What the task asks: Pull out every line from the line containing "Transcribe the text in this document." through the end of the material, both ends included, and reproduce it exactly. Keep pictures out.

[BEGIN]

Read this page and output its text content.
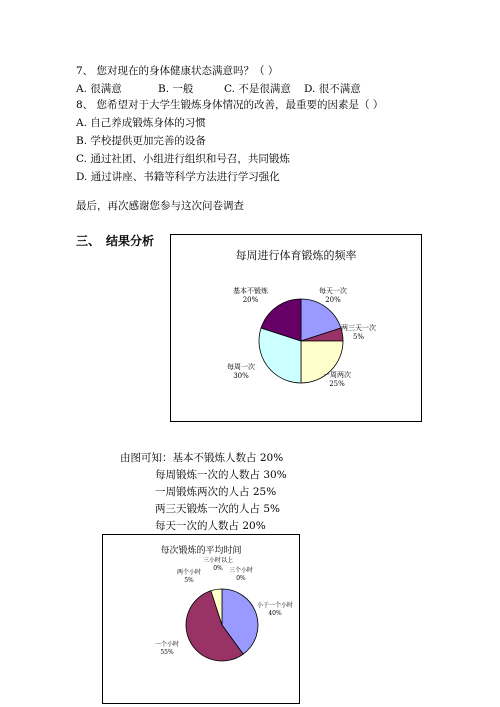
7、 您对现在的身体健康状态满意吗？（ ）
A. 很满意	B. 一般	C. 不是很满意 D. 很不满意
8、 您希望对于大学生锻炼身体情况的改善，最重要的因素是（ ）
A. 自己养成锻炼身体的习惯
B. 学校提供更加完善的设备
C. 通过社团、小组进行组织和号召，共同锻炼
D. 通过讲座、书籍等科学方法进行学习强化
最后，再次感谢您参与这次问卷调查
三、 结果分析
每周进行体育锻炼的频率
每天一次
20%
两三天一次
5%
一周两次
25%
每周一次
30%
基本不锻炼
20%
由图可知：基本不锻炼人数占 20%
每周锻炼一次的人数占 30%
一周锻炼两次的人占 25%
两三天锻炼一次的人占 5%
每天一次的人数占 20%
每次锻炼的平均时间
小于一个小时
40%
一个小时
55%
两个小时
5%
三小时以上
0%	三个小时
0%
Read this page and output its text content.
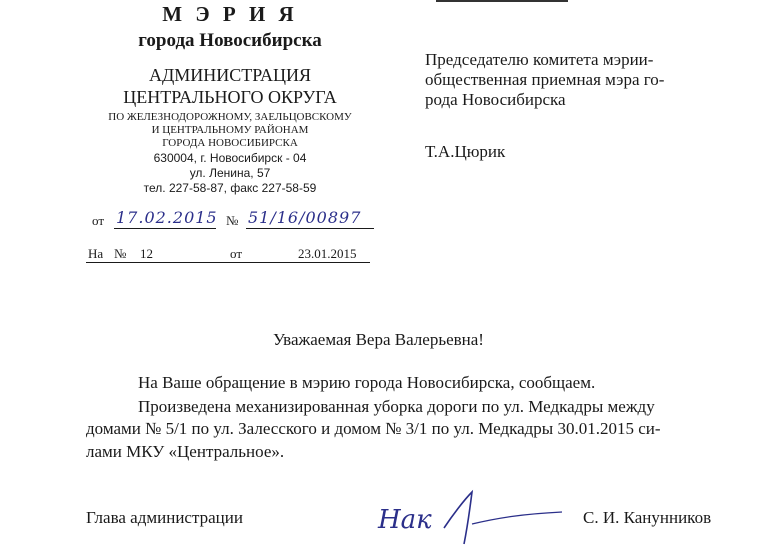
М Э Р И Я
города Новосибирска
АДМИНИСТРАЦИЯ
ЦЕНТРАЛЬНОГО ОКРУГА
ПО ЖЕЛЕЗНОДОРОЖНОМУ, ЗАЕЛЬЦОВСКОМУ
И ЦЕНТРАЛЬНОМУ РАЙОНАМ
ГОРОДА НОВОСИБИРСКА
630004, г. Новосибирск - 04
ул. Ленина, 57
тел. 227-58-87, факс 227-58-59
от 17.02.2015 № 51/16/00897
На № 12	от	23.01.2015
Председателю комитета мэрии-
общественная приемная мэра го-
рода Новосибирска
Т.А.Цюрик
Уважаемая Вера Валерьевна!
На Ваше обращение в мэрию города Новосибирска, сообщаем.
Произведена механизированная уборка дороги по ул. Медкадры между
домами № 5/1 по ул. Залесского и домом № 3/1 по ул. Медкадры 30.01.2015 си-
лами МКУ «Центральное».
Глава администрации	Нак	С. И. Канунников
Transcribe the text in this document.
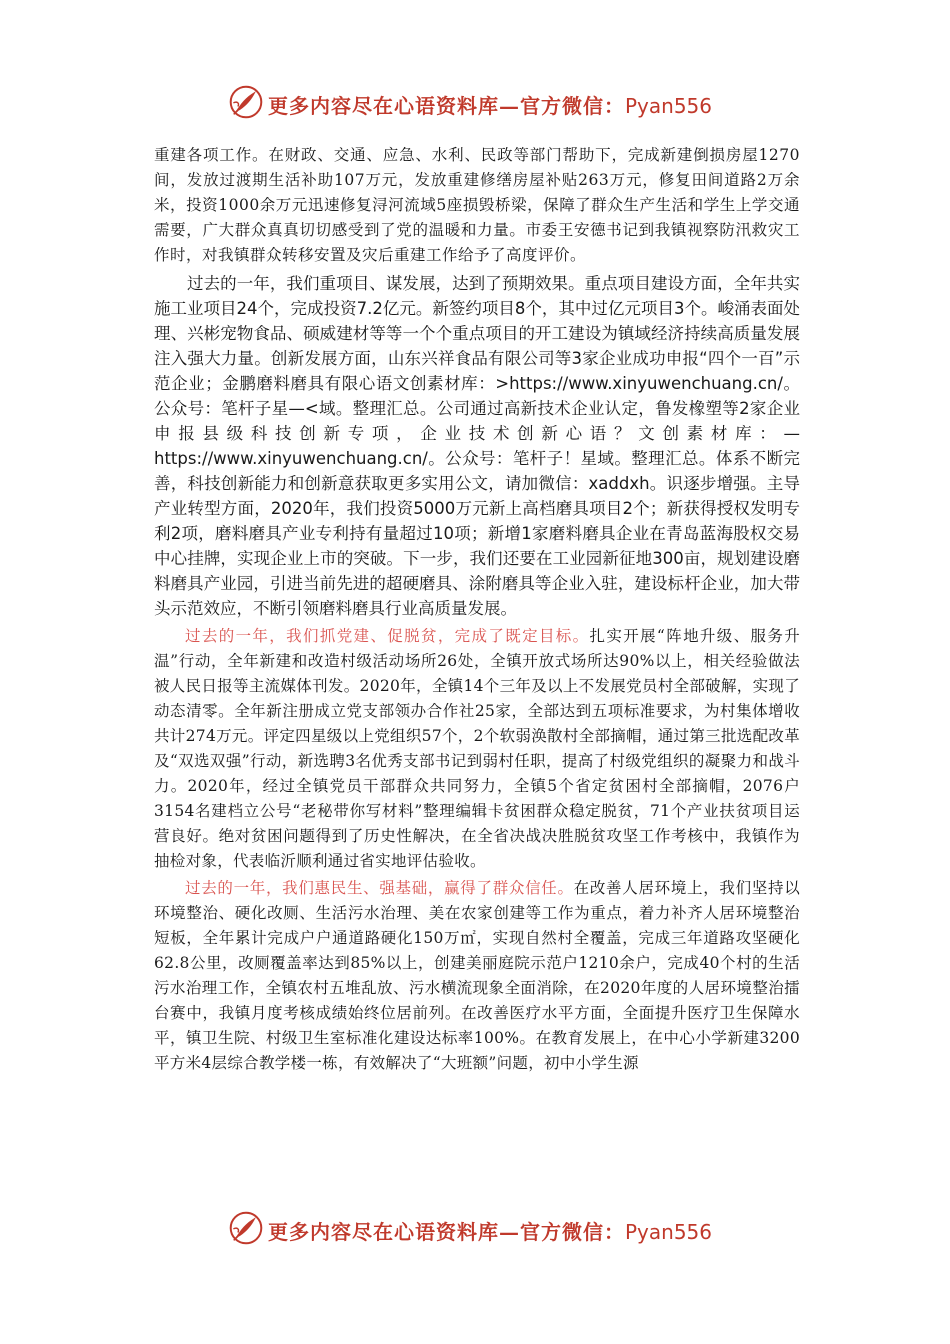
更多内容尽在心语资料库—官方微信：Pyan556

重建各项工作。在财政、交通、应急、水利、民政等部门帮助下，完成新建倒损房屋1270间，发放过渡期生活补助107万元，发放重建修缮房屋补贴263万元，修复田间道路2万余米，投资1000余万元迅速修复浔河流域5座损毁桥梁，保障了群众生产生活和学生上学交通需要，广大群众真真切切感受到了党的温暖和力量。市委王安德书记到我镇视察防汛救灾工作时，对我镇群众转移安置及灾后重建工作给予了高度评价。

过去的一年，我们重项目、谋发展，达到了预期效果。重点项目建设方面，全年共实施工业项目24个，完成投资7.2亿元。新签约项目8个，其中过亿元项目3个。峻涌表面处理、兴彬宠物食品、硕威建材等等一个个重点项目的开工建设为镇域经济持续高质量发展注入强大力量。创新发展方面，山东兴祥食品有限公司等3家企业成功申报“四个一百”示范企业；金鹏磨料磨具有限心语文创素材库：>https://www.xinyuwenchuang.cn/。公众号：笔杆子星—<域。整理汇总。公司通过高新技术企业认定，鲁发橡塑等2家企业申报县级科技创新专项，企业技术创新心语？文创素材库：—https://www.xinyuwenchuang.cn/。公众号：笔杆子！星域。整理汇总。体系不断完善，科技创新能力和创新意获取更多实用公文，请加微信：xaddxh。识逐步增强。主导产业转型方面，2020年，我们投资5000万元新上高档磨具项目2个；新获得授权发明专利2项，磨料磨具产业专利持有量超过10项；新增1家磨料磨具企业在青岛蓝海股权交易中心挂牌，实现企业上市的突破。下一步，我们还要在工业园新征地300亩，规划建设磨料磨具产业园，引进当前先进的超硬磨具、涂附磨具等企业入驻，建设标杆企业，加大带头示范效应，不断引领磨料磨具行业高质量发展。

过去的一年，我们抓党建、促脱贫，完成了既定目标。扎实开展“阵地升级、服务升温”行动，全年新建和改造村级活动场所26处，全镇开放式场所达90%以上，相关经验做法被人民日报等主流媒体刊发。2020年，全镇14个三年及以上不发展党员村全部破解，实现了动态清零。全年新注册成立党支部领办合作社25家，全部达到五项标准要求，为村集体增收共计274万元。评定四星级以上党组织57个，2个软弱涣散村全部摘帽，通过第三批选配改革及“双选双强”行动，新选聘3名优秀支部书记到弱村任职，提高了村级党组织的凝聚力和战斗力。2020年，经过全镇党员干部群众共同努力，全镇5个省定贫困村全部摘帽，2076户3154名建档立公号“老秘带你写材料”整理编辑卡贫困群众稳定脱贫，71个产业扶贫项目运营良好。绝对贫困问题得到了历史性解决，在全省决战决胜脱贫攻坚工作考核中，我镇作为抽检对象，代表临沂顺利通过省实地评估验收。

过去的一年，我们惠民生、强基础，赢得了群众信任。在改善人居环境上，我们坚持以环境整治、硬化改厕、生活污水治理、美在农家创建等工作为重点，着力补齐人居环境整治短板，全年累计完成户户通道路硬化150万㎡，实现自然村全覆盖，完成三年道路攻坚硬化62.8公里，改厕覆盖率达到85%以上，创建美丽庭院示范户1210余户，完成40个村的生活污水治理工作，全镇农村五堆乱放、污水横流现象全面消除，在2020年度的人居环境整治擂台赛中，我镇月度考核成绩始终位居前列。在改善医疗水平方面，全面提升医疗卫生保障水平，镇卫生院、村级卫生室标准化建设达标率100%。在教育发展上，在中心小学新建3200平方米4层综合教学楼一栋，有效解决了“大班额”问题，初中小学生源

更多内容尽在心语资料库—官方微信：Pyan556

[END]

Exercise output:
Transcribe the text in this document.
更多内容尽在心语资料库—官方微信：Pyan556

重建各项工作。在财政、交通、应急、水利、民政等部门帮助下，完成新建倒损房屋1270间，发放过渡期生活补助107万元，发放重建修缮房屋补贴263万元，修复田间道路2万余米，投资1000余万元迅速修复浔河流域5座损毁桥梁，保障了群众生产生活和学生上学交通需要，广大群众真真切切感受到了党的温暖和力量。市委王安德书记到我镇视察防汛救灾工作时，对我镇群众转移安置及灾后重建工作给予了高度评价。

过去的一年，我们重项目、谋发展，达到了预期效果。重点项目建设方面，全年共实施工业项目24个，完成投资7.2亿元。新签约项目8个，其中过亿元项目3个。峻涌表面处理、兴彬宠物食品、硕威建材等等一个个重点项目的开工建设为镇域经济持续高质量发展注入强大力量。创新发展方面，山东兴祥食品有限公司等3家企业成功申报“四个一百”示范企业；金鹏磨料磨具有限心语文创素材库：>https://www.xinyuwenchuang.cn/。公众号：笔杆子星—<域。整理汇总。公司通过高新技术企业认定，鲁发橡塑等2家企业申报县级科技创新专项，企业技术创新心语？文创素材库：—https://www.xinyuwenchuang.cn/。公众号：笔杆子！星域。整理汇总。体系不断完善，科技创新能力和创新意获取更多实用公文，请加微信：xaddxh。识逐步增强。主导产业转型方面，2020年，我们投资5000万元新上高档磨具项目2个；新获得授权发明专利2项，磨料磨具产业专利持有量超过10项；新增1家磨料磨具企业在青岛蓝海股权交易中心挂牌，实现企业上市的突破。下一步，我们还要在工业园新征地300亩，规划建设磨料磨具产业园，引进当前先进的超硬磨具、涂附磨具等企业入驻，建设标杆企业，加大带头示范效应，不断引领磨料磨具行业高质量发展。

过去的一年，我们抓党建、促脱贫，完成了既定目标。扎实开展“阵地升级、服务升温”行动，全年新建和改造村级活动场所26处，全镇开放式场所达90%以上，相关经验做法被人民日报等主流媒体刊发。2020年，全镇14个三年及以上不发展党员村全部破解，实现了动态清零。全年新注册成立党支部领办合作社25家，全部达到五项标准要求，为村集体增收共计274万元。评定四星级以上党组织57个，2个软弱涣散村全部摘帽，通过第三批选配改革及“双选双强”行动，新选聘3名优秀支部书记到弱村任职，提高了村级党组织的凝聚力和战斗力。2020年，经过全镇党员干部群众共同努力，全镇5个省定贫困村全部摘帽，2076户3154名建档立公号“老秘带你写材料”整理编辑卡贫困群众稳定脱贫，71个产业扶贫项目运营良好。绝对贫困问题得到了历史性解决，在全省决战决胜脱贫攻坚工作考核中，我镇作为抽检对象，代表临沂顺利通过省实地评估验收。

过去的一年，我们惠民生、强基础，赢得了群众信任。在改善人居环境上，我们坚持以环境整治、硬化改厕、生活污水治理、美在农家创建等工作为重点，着力补齐人居环境整治短板，全年累计完成户户通道路硬化150万㎡，实现自然村全覆盖，完成三年道路攻坚硬化62.8公里，改厕覆盖率达到85%以上，创建美丽庭院示范户1210余户，完成40个村的生活污水治理工作，全镇农村五堆乱放、污水横流现象全面消除，在2020年度的人居环境整治擂台赛中，我镇月度考核成绩始终位居前列。在改善医疗水平方面，全面提升医疗卫生保障水平，镇卫生院、村级卫生室标准化建设达标率100%。在教育发展上，在中心小学新建3200平方米4层综合教学楼一栋，有效解决了“大班额”问题，初中小学生源

更多内容尽在心语资料库—官方微信：Pyan556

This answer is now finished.